Exercise task: Your task is to reproduce the entries below word for word.

┄┄┄┄┄┄┄┄┄┄

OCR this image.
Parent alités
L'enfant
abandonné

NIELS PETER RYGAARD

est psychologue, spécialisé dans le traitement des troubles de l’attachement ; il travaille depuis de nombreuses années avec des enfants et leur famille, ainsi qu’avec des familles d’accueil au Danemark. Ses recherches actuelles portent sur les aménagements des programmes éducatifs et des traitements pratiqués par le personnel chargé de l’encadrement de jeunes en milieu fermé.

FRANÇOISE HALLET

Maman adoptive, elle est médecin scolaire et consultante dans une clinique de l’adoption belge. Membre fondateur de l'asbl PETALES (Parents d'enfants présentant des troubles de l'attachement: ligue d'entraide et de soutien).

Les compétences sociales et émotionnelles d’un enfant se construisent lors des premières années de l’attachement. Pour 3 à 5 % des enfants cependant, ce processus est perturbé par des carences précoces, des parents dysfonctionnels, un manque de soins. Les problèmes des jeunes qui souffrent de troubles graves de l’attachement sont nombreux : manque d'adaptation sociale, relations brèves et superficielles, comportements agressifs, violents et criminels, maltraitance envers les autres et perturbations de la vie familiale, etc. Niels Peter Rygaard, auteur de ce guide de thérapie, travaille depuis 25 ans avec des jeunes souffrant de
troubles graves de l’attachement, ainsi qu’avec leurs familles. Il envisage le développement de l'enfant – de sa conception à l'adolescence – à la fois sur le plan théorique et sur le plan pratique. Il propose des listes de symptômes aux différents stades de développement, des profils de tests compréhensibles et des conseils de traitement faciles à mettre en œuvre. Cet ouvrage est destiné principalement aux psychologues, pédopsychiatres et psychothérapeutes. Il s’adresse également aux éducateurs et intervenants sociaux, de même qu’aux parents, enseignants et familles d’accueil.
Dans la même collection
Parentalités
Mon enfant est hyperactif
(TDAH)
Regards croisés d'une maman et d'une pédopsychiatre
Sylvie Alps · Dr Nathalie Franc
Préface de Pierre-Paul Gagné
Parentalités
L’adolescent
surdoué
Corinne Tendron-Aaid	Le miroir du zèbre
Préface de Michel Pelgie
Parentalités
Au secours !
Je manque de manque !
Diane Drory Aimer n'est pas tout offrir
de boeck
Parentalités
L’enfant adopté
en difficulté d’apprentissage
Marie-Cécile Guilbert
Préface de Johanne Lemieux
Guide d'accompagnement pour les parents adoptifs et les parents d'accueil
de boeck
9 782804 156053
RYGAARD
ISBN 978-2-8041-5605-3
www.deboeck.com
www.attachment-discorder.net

┄┄┄┄┄┄┄┄┄┄

Response below:
OCR this image.
Parent alités
L'enfant
abandonné

NIELS PETER RYGAARD

est psychologue, spécialisé dans le traitement des troubles de l’attachement ; il travaille depuis de nombreuses années avec des enfants et leur famille, ainsi qu’avec des familles d’accueil au Danemark. Ses recherches actuelles portent sur les aménagements des programmes éducatifs et des traitements pratiqués par le personnel chargé de l’encadrement de jeunes en milieu fermé.

FRANÇOISE HALLET

Maman adoptive, elle est médecin scolaire et consultante dans une clinique de l’adoption belge. Membre fondateur de l'asbl PETALES (Parents d'enfants présentant des troubles de l'attachement: ligue d'entraide et de soutien).

Les compétences sociales et émotionnelles d’un enfant se construisent lors des premières années de l’attachement. Pour 3 à 5 % des enfants cependant, ce processus est perturbé par des carences précoces, des parents dysfonctionnels, un manque de soins. Les problèmes des jeunes qui souffrent de troubles graves de l’attachement sont nombreux : manque d'adaptation sociale, relations brèves et superficielles, comportements agressifs, violents et criminels, maltraitance envers les autres et perturbations de la vie familiale, etc. Niels Peter Rygaard, auteur de ce guide de thérapie, travaille depuis 25 ans avec des jeunes souffrant de
troubles graves de l’attachement, ainsi qu’avec leurs familles. Il envisage le développement de l'enfant – de sa conception à l'adolescence – à la fois sur le plan théorique et sur le plan pratique. Il propose des listes de symptômes aux différents stades de développement, des profils de tests compréhensibles et des conseils de traitement faciles à mettre en œuvre. Cet ouvrage est destiné principalement aux psychologues, pédopsychiatres et psychothérapeutes. Il s’adresse également aux éducateurs et intervenants sociaux, de même qu’aux parents, enseignants et familles d’accueil.
Dans la même collection
Parentalités
Mon enfant est hyperactif
(TDAH)
Regards croisés d'une maman et d'une pédopsychiatre
Sylvie Alps · Dr Nathalie Franc
Préface de Pierre-Paul Gagné
Parentalités
L’adolescent
surdoué
Corinne Tendron-Aaid	Le miroir du zèbre
Préface de Michel Pelgie
Parentalités
Au secours !
Je manque de manque !
Diane Drory Aimer n'est pas tout offrir
de boeck
Parentalités
L’enfant adopté
en difficulté d’apprentissage
Marie-Cécile Guilbert
Préface de Johanne Lemieux
Guide d'accompagnement pour les parents adoptifs et les parents d'accueil
de boeck
9 782804 156053
RYGAARD
ISBN 978-2-8041-5605-3
www.deboeck.com
www.attachment-discorder.net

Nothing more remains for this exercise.